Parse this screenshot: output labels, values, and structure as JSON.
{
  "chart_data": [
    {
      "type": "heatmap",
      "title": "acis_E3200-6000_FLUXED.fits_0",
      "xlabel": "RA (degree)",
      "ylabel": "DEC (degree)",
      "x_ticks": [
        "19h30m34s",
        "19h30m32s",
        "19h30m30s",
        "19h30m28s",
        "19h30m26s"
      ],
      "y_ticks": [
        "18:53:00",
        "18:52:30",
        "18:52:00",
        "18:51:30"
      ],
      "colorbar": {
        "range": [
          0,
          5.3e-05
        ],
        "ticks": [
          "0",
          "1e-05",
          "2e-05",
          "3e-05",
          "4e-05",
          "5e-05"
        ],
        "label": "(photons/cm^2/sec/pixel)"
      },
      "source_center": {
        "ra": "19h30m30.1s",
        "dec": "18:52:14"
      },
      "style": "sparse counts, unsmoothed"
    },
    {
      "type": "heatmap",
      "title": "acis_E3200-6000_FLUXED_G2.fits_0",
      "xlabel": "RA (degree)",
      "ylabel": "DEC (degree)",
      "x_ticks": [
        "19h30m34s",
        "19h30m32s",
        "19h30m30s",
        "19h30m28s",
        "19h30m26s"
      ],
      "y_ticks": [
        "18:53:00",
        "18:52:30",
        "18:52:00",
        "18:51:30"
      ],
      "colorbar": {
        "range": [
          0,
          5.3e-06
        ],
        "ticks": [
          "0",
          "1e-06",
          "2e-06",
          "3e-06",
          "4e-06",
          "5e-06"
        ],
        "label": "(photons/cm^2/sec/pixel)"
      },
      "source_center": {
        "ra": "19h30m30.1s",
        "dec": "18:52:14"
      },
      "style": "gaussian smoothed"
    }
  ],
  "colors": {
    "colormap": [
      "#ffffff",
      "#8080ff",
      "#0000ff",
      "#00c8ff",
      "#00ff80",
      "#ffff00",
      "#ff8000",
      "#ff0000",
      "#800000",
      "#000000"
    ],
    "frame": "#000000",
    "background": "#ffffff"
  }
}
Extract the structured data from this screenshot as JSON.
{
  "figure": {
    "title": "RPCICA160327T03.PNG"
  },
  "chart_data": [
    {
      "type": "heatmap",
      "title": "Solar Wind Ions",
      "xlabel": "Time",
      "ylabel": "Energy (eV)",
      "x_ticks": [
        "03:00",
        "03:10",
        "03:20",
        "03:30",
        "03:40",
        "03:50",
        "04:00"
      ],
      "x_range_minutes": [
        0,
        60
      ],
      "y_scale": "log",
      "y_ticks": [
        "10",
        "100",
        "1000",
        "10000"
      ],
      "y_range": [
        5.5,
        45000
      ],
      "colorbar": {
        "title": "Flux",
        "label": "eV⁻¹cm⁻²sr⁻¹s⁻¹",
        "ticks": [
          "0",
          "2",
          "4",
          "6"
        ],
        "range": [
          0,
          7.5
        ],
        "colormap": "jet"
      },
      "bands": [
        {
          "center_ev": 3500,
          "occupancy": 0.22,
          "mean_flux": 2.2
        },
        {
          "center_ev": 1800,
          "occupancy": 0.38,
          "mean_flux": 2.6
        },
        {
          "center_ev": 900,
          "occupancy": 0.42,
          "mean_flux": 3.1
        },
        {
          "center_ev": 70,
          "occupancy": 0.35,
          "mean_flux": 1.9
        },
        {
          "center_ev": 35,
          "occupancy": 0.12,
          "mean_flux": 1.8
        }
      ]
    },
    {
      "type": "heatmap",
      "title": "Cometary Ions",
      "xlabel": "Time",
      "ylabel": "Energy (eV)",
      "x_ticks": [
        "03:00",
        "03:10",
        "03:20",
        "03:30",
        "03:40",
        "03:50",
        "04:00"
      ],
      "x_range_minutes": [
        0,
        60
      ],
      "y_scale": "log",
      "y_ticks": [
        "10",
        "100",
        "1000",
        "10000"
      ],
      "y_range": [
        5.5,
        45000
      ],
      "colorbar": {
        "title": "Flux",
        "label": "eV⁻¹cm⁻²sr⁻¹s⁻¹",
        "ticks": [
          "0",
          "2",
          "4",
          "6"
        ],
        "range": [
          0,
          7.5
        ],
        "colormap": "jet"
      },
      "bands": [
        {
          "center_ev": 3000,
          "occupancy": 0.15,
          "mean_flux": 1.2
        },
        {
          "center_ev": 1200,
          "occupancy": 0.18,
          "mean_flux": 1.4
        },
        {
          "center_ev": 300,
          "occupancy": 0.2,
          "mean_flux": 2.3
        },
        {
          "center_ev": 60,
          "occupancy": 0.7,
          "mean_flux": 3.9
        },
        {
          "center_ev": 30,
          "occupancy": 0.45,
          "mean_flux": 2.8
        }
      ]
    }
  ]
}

◇ ◇ ◇

_Problem description_
Your task is to reproduce all of the records exactly.

_Full output_
Parse this screenshot: output labels, values, and structure as JSON.
{
  "chart_data": [
    {
      "type": "heatmap",
      "title": "acis_E3200-6000_FLUXED.fits_0",
      "xlabel": "RA (degree)",
      "ylabel": "DEC (degree)",
      "x_ticks": [
        "19h30m34s",
        "19h30m32s",
        "19h30m30s",
        "19h30m28s",
        "19h30m26s"
      ],
      "y_ticks": [
        "18:53:00",
        "18:52:30",
        "18:52:00",
        "18:51:30"
      ],
      "colorbar": {
        "range": [
          0,
          5.3e-05
        ],
        "ticks": [
          "0",
          "1e-05",
          "2e-05",
          "3e-05",
          "4e-05",
          "5e-05"
        ],
        "label": "(photons/cm^2/sec/pixel)"
      },
      "source_center": {
        "ra": "19h30m30.1s",
        "dec": "18:52:14"
      },
      "style": "sparse counts, unsmoothed"
    },
    {
      "type": "heatmap",
      "title": "acis_E3200-6000_FLUXED_G2.fits_0",
      "xlabel": "RA (degree)",
      "ylabel": "DEC (degree)",
      "x_ticks": [
        "19h30m34s",
        "19h30m32s",
        "19h30m30s",
        "19h30m28s",
        "19h30m26s"
      ],
      "y_ticks": [
        "18:53:00",
        "18:52:30",
        "18:52:00",
        "18:51:30"
      ],
      "colorbar": {
        "range": [
          0,
          5.3e-06
        ],
        "ticks": [
          "0",
          "1e-06",
          "2e-06",
          "3e-06",
          "4e-06",
          "5e-06"
        ],
        "label": "(photons/cm^2/sec/pixel)"
      },
      "source_center": {
        "ra": "19h30m30.1s",
        "dec": "18:52:14"
      },
      "style": "gaussian smoothed"
    }
  ],
  "colors": {
    "colormap": [
      "#ffffff",
      "#8080ff",
      "#0000ff",
      "#00c8ff",
      "#00ff80",
      "#ffff00",
      "#ff8000",
      "#ff0000",
      "#800000",
      "#000000"
    ],
    "frame": "#000000",
    "background": "#ffffff"
  }
}
Extract the structured data from this screenshot as JSON.
{
  "figure": {
    "title": "RPCICA160327T03.PNG"
  },
  "chart_data": [
    {
      "type": "heatmap",
      "title": "Solar Wind Ions",
      "xlabel": "Time",
      "ylabel": "Energy (eV)",
      "x_ticks": [
        "03:00",
        "03:10",
        "03:20",
        "03:30",
        "03:40",
        "03:50",
        "04:00"
      ],
      "x_range_minutes": [
        0,
        60
      ],
      "y_scale": "log",
      "y_ticks": [
        "10",
        "100",
        "1000",
        "10000"
      ],
      "y_range": [
        5.5,
        45000
      ],
      "colorbar": {
        "title": "Flux",
        "label": "eV⁻¹cm⁻²sr⁻¹s⁻¹",
        "ticks": [
          "0",
          "2",
          "4",
          "6"
        ],
        "range": [
          0,
          7.5
        ],
        "colormap": "jet"
      },
      "bands": [
        {
          "center_ev": 3500,
          "occupancy": 0.22,
          "mean_flux": 2.2
        },
        {
          "center_ev": 1800,
          "occupancy": 0.38,
          "mean_flux": 2.6
        },
        {
          "center_ev": 900,
          "occupancy": 0.42,
          "mean_flux": 3.1
        },
        {
          "center_ev": 70,
          "occupancy": 0.35,
          "mean_flux": 1.9
        },
        {
          "center_ev": 35,
          "occupancy": 0.12,
          "mean_flux": 1.8
        }
      ]
    },
    {
      "type": "heatmap",
      "title": "Cometary Ions",
      "xlabel": "Time",
      "ylabel": "Energy (eV)",
      "x_ticks": [
        "03:00",
        "03:10",
        "03:20",
        "03:30",
        "03:40",
        "03:50",
        "04:00"
      ],
      "x_range_minutes": [
        0,
        60
      ],
      "y_scale": "log",
      "y_ticks": [
        "10",
        "100",
        "1000",
        "10000"
      ],
      "y_range": [
        5.5,
        45000
      ],
      "colorbar": {
        "title": "Flux",
        "label": "eV⁻¹cm⁻²sr⁻¹s⁻¹",
        "ticks": [
          "0",
          "2",
          "4",
          "6"
        ],
        "range": [
          0,
          7.5
        ],
        "colormap": "jet"
      },
      "bands": [
        {
          "center_ev": 3000,
          "occupancy": 0.15,
          "mean_flux": 1.2
        },
        {
          "center_ev": 1200,
          "occupancy": 0.18,
          "mean_flux": 1.4
        },
        {
          "center_ev": 300,
          "occupancy": 0.2,
          "mean_flux": 2.3
        },
        {
          "center_ev": 60,
          "occupancy": 0.7,
          "mean_flux": 3.9
        },
        {
          "center_ev": 30,
          "occupancy": 0.45,
          "mean_flux": 2.8
        }
      ]
    }
  ]
}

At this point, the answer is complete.